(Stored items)
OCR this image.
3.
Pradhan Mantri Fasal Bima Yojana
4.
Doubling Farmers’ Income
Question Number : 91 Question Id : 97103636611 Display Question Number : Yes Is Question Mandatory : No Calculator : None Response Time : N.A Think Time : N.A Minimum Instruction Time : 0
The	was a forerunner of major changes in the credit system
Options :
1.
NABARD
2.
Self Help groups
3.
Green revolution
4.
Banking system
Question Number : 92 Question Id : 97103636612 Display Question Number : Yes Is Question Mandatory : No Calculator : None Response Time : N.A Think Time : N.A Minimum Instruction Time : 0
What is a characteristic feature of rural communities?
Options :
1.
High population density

## [Stated task]
Write out every line of the material again, exactly as it reads.

## [Solution to the problem]
OCR this image.
3.
Pradhan Mantri Fasal Bima Yojana
4.
Doubling Farmers’ Income
Question Number : 91 Question Id : 97103636611 Display Question Number : Yes Is Question Mandatory : No Calculator : None Response Time : N.A Think Time : N.A Minimum Instruction Time : 0
The	was a forerunner of major changes in the credit system
Options :
1.
NABARD
2.
Self Help groups
3.
Green revolution
4.
Banking system
Question Number : 92 Question Id : 97103636612 Display Question Number : Yes Is Question Mandatory : No Calculator : None Response Time : N.A Think Time : N.A Minimum Instruction Time : 0
What is a characteristic feature of rural communities?
Options :
1.
High population density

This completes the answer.